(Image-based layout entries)
##############################

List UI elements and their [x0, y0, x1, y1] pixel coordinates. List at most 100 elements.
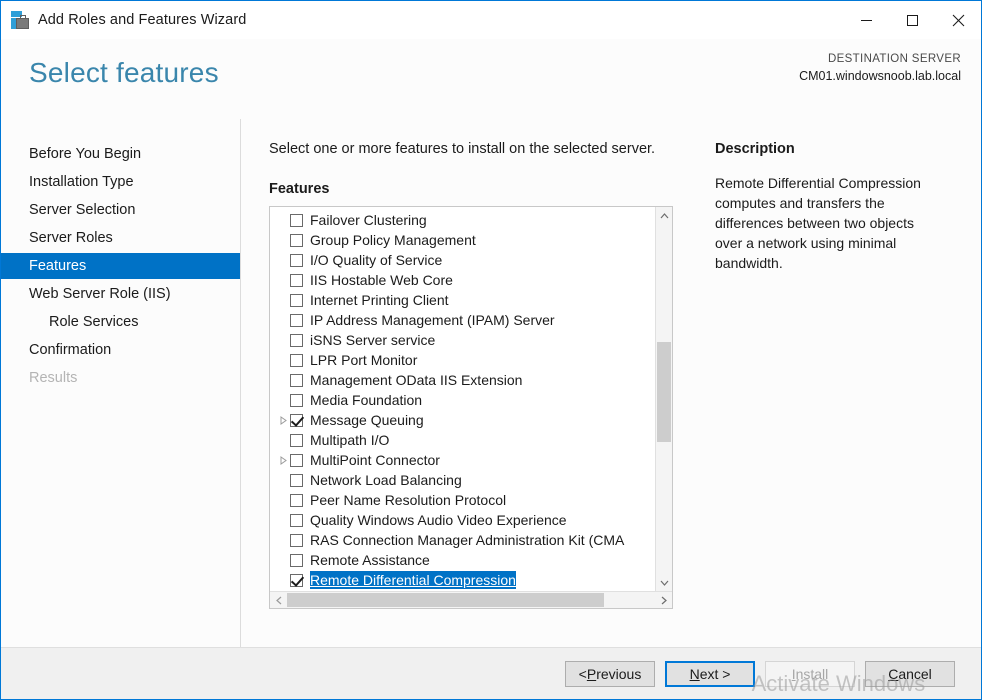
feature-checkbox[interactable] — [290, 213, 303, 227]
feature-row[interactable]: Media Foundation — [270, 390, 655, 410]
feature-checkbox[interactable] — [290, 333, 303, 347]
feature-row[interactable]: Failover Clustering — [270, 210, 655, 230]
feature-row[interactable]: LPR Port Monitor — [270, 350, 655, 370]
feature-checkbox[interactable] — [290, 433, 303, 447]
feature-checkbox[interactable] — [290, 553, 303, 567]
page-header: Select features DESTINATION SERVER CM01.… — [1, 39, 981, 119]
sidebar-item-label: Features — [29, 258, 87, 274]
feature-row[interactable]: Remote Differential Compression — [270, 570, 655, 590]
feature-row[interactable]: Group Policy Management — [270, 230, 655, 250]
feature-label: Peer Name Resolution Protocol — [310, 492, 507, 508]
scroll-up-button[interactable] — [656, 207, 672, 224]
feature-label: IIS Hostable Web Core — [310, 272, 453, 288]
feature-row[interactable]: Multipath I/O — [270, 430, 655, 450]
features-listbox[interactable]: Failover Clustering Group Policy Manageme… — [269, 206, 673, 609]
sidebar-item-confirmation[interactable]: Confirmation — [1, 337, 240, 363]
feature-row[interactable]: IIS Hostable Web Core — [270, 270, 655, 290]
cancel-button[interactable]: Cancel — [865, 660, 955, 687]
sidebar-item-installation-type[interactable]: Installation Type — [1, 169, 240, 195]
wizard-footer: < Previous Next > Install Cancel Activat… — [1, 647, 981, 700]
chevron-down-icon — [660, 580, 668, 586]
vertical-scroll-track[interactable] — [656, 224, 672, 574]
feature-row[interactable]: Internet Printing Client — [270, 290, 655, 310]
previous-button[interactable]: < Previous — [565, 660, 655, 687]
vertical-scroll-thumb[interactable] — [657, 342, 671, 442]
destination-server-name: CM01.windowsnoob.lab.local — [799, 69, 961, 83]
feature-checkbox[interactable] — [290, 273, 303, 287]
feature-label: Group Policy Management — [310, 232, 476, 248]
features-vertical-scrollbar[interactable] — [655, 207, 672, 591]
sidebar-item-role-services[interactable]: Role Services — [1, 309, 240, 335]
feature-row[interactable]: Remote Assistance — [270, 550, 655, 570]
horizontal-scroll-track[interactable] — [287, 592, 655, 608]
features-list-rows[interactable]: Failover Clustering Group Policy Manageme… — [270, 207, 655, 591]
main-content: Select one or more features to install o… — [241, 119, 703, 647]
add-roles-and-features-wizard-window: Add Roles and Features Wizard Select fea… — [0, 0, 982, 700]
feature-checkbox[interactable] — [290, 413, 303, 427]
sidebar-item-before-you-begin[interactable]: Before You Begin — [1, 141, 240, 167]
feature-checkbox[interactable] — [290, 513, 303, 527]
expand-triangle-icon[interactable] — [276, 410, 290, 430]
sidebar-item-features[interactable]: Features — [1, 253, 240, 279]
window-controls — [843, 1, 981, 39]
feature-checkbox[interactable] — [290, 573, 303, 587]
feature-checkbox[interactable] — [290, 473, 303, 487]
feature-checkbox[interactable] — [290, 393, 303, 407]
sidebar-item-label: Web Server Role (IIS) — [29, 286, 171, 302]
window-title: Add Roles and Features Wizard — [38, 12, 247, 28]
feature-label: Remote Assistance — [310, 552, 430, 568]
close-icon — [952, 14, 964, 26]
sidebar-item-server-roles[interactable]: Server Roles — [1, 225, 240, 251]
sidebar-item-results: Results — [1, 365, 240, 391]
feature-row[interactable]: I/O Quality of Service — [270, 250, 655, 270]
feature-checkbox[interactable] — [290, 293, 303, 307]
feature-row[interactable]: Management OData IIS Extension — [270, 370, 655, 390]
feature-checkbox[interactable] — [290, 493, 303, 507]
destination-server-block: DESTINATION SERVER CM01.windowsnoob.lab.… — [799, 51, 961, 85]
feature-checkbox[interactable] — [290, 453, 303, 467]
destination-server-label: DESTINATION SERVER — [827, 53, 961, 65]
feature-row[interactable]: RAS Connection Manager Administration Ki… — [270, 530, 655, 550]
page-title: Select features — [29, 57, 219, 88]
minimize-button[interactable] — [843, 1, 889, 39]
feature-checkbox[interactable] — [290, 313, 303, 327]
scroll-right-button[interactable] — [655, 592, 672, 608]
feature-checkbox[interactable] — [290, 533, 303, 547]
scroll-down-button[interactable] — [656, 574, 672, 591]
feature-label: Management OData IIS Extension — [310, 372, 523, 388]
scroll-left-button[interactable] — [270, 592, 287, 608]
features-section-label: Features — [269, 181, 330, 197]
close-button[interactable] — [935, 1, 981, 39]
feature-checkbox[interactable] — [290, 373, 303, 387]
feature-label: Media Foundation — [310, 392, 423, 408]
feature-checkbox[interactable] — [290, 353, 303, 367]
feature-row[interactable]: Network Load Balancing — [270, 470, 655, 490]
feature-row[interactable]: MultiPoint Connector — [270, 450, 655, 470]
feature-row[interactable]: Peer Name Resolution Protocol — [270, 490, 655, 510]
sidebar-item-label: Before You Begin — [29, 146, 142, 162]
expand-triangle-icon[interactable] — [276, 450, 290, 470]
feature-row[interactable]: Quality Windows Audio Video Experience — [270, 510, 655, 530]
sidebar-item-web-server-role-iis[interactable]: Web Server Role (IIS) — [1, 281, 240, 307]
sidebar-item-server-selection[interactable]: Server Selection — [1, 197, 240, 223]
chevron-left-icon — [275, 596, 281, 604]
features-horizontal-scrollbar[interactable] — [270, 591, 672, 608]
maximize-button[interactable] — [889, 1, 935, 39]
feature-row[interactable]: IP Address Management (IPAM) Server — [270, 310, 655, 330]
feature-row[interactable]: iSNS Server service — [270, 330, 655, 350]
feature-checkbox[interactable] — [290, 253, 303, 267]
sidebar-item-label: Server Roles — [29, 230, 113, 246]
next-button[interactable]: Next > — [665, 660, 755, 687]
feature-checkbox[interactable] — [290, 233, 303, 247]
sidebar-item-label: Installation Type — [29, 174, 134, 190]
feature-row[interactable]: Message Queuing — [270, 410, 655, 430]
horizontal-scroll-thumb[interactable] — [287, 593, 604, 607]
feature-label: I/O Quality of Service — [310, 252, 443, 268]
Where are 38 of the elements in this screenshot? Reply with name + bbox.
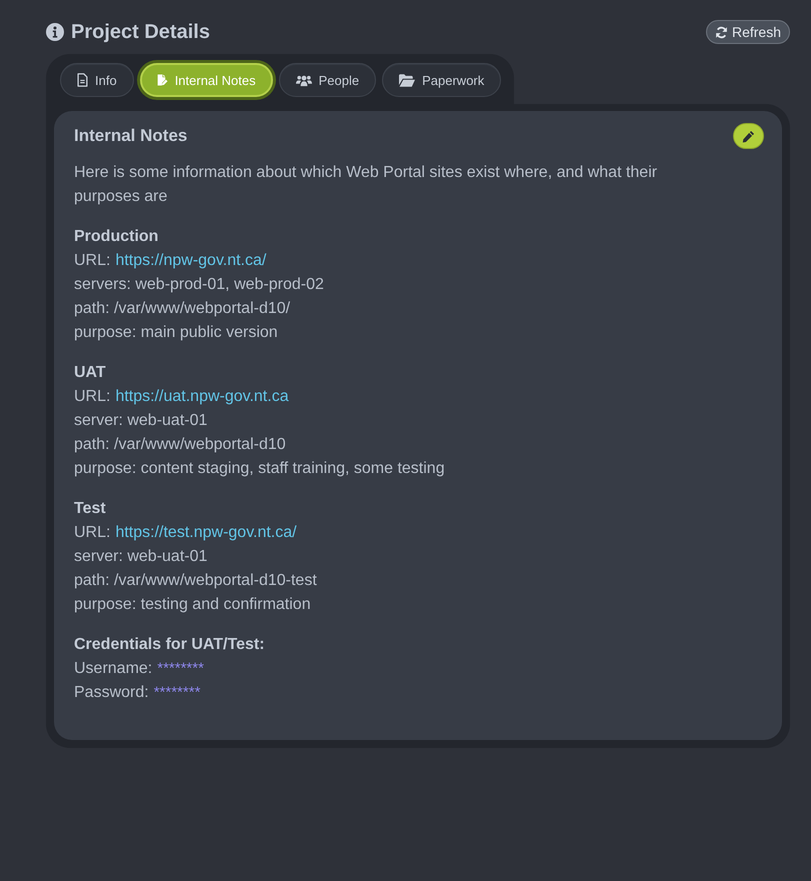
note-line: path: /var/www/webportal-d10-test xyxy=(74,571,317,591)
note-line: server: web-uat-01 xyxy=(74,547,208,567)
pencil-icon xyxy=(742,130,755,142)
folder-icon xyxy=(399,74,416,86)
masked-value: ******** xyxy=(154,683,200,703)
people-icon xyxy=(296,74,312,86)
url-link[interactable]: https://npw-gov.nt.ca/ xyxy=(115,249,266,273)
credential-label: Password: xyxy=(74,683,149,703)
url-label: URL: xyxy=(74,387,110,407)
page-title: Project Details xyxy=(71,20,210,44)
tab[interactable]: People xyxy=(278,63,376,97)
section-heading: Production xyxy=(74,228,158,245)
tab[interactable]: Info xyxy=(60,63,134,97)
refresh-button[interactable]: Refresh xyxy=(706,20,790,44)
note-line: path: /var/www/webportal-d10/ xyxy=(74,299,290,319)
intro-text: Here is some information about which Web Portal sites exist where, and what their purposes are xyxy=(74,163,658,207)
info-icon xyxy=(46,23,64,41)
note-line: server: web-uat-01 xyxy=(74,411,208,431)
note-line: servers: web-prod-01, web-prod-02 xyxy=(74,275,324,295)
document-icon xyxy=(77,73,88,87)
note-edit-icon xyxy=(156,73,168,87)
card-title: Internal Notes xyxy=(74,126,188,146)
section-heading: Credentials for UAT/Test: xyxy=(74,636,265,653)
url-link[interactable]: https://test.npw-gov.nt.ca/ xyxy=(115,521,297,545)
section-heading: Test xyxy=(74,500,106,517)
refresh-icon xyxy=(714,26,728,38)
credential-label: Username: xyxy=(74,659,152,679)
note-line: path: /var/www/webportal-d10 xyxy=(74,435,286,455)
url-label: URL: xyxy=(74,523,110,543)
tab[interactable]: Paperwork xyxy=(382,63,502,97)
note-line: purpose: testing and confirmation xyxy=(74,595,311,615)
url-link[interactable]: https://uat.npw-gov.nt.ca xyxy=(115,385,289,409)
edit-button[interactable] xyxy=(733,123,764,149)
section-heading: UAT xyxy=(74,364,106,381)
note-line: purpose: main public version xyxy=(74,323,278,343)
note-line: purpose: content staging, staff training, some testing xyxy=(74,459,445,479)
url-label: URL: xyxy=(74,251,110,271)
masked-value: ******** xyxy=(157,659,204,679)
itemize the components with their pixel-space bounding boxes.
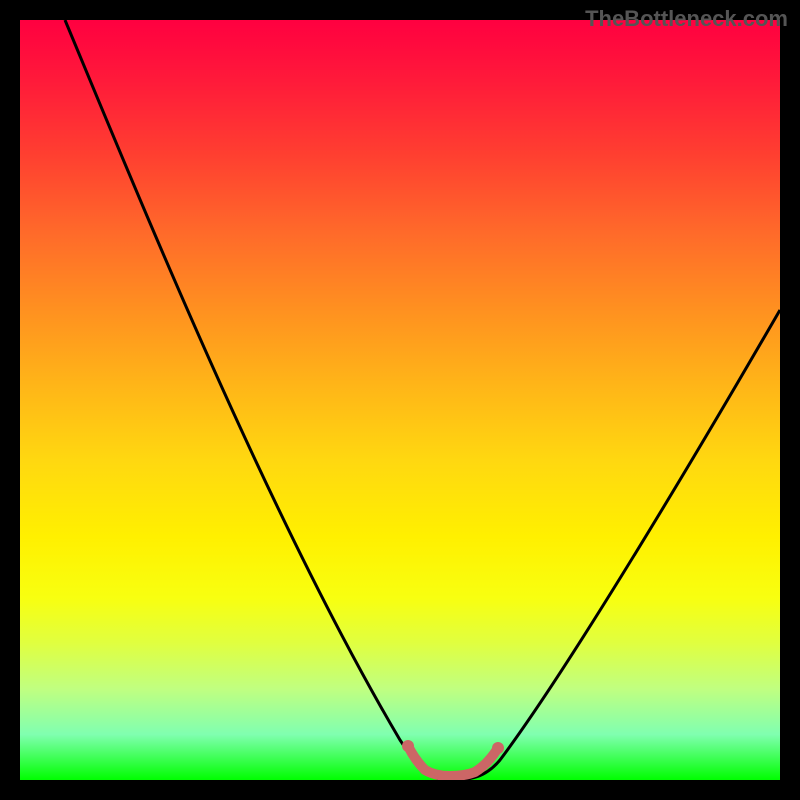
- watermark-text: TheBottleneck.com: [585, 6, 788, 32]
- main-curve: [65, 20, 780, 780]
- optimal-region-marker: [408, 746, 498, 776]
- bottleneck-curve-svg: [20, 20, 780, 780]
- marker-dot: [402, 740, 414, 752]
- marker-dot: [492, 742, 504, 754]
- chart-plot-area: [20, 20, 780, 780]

##############################

TASK REQUIREMENTS:
Reproduce the material verbatim from the line containing "note-line: path: /var/www/webportal-d10-test" through the line containing "people-icon xyxy=(296,74,312,86)", both ends included.

FINAL ANSWER:
note-line: path: /var/www/webportal-d10-test xyxy=(74,571,317,591)
note-line: server: web-uat-01 xyxy=(74,547,208,567)
pencil-icon xyxy=(742,130,755,142)
folder-icon xyxy=(399,74,416,86)
masked-value: ******** xyxy=(154,683,200,703)
people-icon xyxy=(296,74,312,86)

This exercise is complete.